Task details: Find the lines with "JSON" in them and copy them out.

********************

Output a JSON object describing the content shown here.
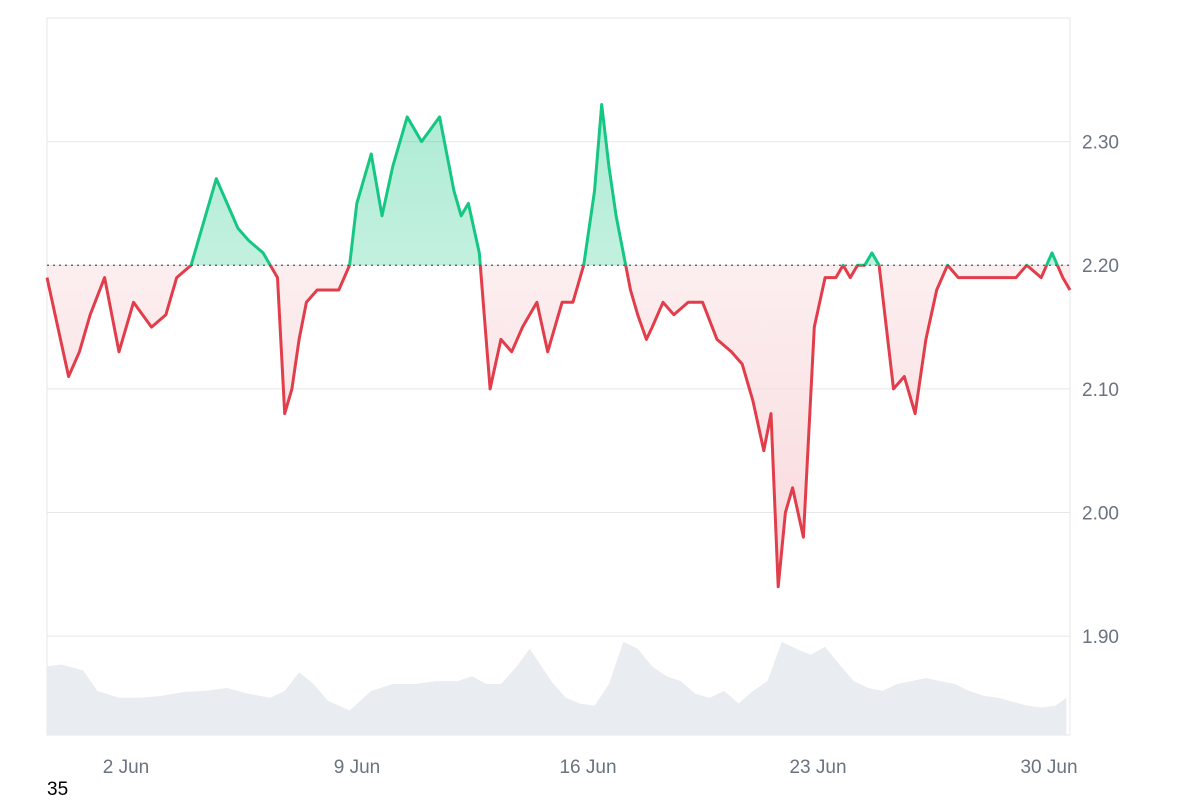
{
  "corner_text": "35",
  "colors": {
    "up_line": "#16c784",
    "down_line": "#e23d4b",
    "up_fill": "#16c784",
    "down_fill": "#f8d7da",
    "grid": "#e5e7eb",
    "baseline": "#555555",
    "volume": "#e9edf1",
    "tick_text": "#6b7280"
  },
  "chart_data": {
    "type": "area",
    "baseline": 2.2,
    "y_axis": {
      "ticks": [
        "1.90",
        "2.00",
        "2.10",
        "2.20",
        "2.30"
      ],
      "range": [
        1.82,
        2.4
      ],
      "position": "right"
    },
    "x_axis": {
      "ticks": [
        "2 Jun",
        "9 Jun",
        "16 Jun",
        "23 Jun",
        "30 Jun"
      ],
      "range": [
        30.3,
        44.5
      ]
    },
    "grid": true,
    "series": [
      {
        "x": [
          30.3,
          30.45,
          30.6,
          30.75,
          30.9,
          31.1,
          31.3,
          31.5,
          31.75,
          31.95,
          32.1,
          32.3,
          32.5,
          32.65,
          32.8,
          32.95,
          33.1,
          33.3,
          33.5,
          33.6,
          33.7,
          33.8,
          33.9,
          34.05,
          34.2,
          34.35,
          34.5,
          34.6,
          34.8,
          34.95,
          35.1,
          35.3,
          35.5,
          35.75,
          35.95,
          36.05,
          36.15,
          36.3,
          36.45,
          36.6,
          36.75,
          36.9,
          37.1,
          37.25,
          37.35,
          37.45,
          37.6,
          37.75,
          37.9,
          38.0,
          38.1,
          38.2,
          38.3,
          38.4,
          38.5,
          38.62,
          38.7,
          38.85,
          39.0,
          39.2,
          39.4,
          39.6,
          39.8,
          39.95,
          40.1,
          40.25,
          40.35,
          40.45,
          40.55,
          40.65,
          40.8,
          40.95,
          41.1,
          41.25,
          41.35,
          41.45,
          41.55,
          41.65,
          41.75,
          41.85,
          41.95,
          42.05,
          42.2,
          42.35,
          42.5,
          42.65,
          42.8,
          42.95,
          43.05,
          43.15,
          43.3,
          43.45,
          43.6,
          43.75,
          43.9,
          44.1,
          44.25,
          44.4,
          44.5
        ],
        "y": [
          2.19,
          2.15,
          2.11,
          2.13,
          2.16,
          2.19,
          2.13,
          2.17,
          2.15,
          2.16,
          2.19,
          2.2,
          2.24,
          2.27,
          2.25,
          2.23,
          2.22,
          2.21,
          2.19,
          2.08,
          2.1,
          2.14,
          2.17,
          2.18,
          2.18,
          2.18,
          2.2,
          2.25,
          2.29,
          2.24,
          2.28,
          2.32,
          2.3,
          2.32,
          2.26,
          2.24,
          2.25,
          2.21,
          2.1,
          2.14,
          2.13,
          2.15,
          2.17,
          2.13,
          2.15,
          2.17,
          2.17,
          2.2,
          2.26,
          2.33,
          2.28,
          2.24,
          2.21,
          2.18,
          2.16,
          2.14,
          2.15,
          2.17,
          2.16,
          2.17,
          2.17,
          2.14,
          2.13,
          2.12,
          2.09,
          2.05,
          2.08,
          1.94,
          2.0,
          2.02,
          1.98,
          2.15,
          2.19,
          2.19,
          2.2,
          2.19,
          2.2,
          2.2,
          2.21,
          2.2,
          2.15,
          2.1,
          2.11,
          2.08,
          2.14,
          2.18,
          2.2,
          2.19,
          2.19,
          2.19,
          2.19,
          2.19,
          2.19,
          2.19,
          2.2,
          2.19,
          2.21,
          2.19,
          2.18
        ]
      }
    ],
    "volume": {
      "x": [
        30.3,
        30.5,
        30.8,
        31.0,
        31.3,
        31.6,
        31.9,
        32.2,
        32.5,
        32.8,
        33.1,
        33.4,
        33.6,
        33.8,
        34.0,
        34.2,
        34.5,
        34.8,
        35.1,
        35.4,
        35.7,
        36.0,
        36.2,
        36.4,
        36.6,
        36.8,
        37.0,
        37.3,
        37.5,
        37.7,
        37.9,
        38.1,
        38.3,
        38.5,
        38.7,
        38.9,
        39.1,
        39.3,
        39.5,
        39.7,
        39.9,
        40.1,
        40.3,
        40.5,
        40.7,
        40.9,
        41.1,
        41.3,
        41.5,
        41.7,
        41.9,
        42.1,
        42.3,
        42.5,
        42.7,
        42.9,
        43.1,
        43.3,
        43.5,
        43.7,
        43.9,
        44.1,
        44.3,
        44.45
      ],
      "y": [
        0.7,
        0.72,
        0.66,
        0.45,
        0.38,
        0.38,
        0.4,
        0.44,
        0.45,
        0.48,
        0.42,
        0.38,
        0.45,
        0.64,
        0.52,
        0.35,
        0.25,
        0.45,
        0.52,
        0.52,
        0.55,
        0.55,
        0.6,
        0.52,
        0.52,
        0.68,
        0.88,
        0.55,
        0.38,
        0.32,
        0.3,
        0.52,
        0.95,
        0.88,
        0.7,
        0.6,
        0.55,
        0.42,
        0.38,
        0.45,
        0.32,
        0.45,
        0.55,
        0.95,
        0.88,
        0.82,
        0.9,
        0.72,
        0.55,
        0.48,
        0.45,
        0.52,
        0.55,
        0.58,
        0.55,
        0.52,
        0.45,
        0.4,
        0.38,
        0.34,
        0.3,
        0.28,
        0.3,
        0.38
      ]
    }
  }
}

********************

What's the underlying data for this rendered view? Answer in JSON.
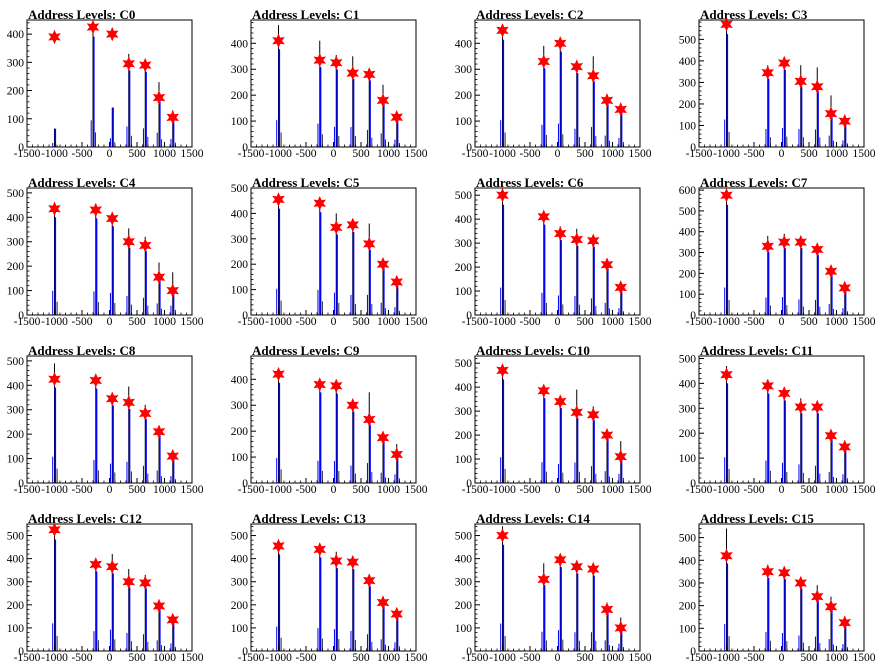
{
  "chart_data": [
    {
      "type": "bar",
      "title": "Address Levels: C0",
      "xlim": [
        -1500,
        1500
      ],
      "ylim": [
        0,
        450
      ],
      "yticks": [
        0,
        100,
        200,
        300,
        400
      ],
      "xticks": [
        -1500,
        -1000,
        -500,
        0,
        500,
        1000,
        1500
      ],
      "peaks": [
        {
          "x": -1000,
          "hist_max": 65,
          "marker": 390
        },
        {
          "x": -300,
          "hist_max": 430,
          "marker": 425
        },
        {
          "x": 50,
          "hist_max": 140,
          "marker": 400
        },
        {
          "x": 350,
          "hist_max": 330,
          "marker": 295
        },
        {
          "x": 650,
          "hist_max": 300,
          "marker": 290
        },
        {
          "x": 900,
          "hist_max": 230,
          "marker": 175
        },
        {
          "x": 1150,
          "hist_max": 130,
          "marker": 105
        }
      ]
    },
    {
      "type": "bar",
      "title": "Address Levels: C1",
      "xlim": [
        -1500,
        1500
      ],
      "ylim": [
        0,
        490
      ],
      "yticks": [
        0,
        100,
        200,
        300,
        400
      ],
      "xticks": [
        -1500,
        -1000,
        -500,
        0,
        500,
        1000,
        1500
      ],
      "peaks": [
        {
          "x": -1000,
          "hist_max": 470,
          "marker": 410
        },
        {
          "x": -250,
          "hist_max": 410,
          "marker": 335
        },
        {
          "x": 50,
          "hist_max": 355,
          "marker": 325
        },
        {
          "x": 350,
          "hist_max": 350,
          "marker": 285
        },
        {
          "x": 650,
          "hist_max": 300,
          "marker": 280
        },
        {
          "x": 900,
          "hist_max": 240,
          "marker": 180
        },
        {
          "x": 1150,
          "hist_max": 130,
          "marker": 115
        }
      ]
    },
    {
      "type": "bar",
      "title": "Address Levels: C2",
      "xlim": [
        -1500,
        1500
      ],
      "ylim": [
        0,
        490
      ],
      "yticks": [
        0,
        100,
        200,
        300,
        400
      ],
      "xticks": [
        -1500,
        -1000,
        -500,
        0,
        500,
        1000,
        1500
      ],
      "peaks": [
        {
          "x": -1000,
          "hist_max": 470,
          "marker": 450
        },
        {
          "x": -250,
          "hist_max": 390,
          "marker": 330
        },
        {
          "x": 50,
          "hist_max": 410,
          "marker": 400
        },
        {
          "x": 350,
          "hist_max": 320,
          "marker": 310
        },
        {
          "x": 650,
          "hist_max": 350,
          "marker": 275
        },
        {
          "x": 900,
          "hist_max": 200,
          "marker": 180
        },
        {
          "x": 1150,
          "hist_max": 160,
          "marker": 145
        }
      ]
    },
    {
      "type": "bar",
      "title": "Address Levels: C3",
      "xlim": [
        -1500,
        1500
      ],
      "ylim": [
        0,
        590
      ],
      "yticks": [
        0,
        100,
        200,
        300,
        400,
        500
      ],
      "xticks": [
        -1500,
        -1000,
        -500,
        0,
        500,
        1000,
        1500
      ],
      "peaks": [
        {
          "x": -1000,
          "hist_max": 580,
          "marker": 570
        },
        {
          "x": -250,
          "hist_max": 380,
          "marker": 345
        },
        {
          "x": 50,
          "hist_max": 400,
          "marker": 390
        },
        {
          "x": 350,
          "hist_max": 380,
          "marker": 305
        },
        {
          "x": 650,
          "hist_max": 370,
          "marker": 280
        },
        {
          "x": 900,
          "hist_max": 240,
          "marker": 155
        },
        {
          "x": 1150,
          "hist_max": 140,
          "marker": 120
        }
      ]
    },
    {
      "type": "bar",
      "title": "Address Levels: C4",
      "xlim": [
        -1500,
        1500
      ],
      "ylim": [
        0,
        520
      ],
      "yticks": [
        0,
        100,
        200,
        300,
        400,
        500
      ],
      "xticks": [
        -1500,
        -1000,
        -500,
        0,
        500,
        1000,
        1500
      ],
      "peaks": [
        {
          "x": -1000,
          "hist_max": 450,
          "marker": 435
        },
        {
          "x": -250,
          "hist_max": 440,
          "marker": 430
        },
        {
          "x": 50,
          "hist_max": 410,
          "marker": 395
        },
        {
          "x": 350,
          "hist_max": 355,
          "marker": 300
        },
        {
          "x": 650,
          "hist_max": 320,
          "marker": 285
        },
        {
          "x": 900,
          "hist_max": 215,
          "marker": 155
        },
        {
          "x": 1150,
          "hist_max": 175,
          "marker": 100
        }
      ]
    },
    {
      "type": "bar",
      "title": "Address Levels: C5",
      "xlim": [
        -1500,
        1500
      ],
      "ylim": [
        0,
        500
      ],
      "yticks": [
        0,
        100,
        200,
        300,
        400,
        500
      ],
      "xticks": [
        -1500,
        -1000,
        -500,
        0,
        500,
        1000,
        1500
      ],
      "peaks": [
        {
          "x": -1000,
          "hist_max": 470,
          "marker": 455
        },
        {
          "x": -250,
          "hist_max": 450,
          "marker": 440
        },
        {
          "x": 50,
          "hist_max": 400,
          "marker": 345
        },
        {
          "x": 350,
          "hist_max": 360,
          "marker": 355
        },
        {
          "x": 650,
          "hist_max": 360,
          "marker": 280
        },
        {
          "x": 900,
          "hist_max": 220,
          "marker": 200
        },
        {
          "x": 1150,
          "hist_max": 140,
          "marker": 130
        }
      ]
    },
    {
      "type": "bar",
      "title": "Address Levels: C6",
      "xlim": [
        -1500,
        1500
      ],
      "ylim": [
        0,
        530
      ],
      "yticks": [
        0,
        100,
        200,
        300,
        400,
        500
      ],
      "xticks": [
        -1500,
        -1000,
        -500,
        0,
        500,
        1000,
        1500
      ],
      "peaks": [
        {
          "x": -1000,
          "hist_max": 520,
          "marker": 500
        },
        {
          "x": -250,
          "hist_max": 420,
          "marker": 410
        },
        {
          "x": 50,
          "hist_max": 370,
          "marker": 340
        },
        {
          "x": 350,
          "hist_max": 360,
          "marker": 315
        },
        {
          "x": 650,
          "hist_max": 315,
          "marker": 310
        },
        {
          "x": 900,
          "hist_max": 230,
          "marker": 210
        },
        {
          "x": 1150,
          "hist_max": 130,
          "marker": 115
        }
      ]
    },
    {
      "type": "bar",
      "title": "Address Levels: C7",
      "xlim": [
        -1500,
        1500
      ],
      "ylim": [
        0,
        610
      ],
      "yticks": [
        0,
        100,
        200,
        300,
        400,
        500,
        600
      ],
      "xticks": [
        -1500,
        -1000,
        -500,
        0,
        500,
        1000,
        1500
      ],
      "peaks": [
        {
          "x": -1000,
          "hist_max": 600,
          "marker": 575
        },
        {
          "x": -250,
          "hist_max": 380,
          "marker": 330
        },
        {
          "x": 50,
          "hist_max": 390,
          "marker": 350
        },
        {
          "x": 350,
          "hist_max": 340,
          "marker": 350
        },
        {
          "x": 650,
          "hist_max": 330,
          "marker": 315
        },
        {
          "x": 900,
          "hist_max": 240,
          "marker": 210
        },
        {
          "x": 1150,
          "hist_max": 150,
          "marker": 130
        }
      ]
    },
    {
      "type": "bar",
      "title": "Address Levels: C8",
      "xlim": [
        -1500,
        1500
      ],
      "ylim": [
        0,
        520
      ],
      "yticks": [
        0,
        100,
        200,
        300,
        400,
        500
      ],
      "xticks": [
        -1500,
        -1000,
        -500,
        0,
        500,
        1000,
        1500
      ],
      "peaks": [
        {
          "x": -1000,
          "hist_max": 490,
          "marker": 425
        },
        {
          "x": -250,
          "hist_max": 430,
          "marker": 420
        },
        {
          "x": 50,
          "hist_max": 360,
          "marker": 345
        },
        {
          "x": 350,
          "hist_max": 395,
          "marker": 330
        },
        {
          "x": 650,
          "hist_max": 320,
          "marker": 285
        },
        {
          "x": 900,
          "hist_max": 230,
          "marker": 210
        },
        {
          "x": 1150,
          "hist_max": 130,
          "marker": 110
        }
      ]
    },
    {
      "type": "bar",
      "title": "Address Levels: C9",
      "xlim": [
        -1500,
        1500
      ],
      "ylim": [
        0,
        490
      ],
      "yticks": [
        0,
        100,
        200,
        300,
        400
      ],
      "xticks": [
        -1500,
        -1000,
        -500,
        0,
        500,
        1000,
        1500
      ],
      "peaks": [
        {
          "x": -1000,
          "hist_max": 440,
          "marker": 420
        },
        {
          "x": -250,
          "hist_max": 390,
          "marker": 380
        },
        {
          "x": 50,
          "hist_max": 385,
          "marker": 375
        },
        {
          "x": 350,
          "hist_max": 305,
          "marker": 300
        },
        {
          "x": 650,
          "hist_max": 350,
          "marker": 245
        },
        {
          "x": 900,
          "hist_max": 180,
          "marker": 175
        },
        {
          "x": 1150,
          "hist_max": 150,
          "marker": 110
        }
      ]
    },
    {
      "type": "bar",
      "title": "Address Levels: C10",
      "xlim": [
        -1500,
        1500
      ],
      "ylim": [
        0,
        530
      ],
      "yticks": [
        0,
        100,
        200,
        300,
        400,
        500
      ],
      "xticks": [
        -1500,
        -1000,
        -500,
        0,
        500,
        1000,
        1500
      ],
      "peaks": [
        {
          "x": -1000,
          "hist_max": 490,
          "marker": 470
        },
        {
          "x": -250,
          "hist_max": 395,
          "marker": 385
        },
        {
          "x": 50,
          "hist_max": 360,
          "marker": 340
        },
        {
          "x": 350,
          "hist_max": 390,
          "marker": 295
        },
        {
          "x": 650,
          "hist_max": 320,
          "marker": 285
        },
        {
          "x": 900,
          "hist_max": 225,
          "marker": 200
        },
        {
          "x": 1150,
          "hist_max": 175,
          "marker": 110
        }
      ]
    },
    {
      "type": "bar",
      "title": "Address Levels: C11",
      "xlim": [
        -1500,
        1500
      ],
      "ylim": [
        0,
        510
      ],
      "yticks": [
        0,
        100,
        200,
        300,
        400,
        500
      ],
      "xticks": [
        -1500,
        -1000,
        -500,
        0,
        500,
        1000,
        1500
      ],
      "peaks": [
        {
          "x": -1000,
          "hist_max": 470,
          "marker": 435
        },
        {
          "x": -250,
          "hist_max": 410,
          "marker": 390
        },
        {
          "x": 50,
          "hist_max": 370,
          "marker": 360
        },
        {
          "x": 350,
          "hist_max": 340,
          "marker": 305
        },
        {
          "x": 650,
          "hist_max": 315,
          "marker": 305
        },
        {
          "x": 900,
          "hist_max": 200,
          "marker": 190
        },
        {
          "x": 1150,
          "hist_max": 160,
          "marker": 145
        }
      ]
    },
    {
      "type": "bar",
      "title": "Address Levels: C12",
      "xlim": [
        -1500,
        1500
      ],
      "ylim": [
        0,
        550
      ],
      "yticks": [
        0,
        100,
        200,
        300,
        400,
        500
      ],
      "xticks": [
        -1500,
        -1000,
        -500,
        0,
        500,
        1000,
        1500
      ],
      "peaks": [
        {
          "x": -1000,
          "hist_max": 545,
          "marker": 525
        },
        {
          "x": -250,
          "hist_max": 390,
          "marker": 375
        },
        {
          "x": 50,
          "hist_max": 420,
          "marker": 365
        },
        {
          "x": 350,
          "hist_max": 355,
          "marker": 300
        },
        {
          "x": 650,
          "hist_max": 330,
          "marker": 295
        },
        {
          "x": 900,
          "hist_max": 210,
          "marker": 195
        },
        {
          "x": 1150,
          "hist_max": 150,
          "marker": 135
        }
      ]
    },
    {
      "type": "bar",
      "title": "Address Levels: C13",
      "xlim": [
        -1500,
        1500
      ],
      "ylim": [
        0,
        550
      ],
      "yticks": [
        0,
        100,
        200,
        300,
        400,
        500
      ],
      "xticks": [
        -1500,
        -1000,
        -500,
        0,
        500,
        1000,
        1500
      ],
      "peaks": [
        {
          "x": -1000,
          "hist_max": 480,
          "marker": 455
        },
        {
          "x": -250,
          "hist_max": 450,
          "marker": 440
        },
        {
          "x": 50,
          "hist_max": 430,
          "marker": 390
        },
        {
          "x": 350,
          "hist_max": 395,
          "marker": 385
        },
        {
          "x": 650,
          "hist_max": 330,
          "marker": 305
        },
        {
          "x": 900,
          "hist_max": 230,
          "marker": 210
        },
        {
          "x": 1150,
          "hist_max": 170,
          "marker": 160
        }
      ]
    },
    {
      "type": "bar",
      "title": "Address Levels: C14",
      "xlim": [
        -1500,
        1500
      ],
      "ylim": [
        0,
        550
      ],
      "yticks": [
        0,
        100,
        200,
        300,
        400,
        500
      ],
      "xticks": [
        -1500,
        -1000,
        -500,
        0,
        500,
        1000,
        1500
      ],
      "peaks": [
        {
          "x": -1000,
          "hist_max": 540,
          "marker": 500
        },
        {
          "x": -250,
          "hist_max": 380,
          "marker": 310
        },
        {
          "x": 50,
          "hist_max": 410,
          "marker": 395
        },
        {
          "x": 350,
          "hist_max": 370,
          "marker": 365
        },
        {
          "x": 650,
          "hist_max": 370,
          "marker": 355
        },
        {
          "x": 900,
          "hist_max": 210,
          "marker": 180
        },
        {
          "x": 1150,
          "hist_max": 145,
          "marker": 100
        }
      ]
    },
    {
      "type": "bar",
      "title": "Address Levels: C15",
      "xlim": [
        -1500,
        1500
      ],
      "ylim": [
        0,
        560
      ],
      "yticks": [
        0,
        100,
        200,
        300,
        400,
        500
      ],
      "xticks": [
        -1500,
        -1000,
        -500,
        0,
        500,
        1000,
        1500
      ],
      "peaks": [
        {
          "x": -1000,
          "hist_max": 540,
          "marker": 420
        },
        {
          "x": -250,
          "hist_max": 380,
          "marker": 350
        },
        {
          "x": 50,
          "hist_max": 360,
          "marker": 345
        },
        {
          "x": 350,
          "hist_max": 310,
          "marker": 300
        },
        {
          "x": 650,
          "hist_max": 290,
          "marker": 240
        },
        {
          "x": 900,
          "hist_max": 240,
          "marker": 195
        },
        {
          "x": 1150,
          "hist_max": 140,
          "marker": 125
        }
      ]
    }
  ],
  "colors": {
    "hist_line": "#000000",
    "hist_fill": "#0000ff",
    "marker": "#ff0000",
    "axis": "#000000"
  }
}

********************

Reply:
Output a JSON object describing the content shown here.
What's the underlying data for this rendered view? Answer in JSON.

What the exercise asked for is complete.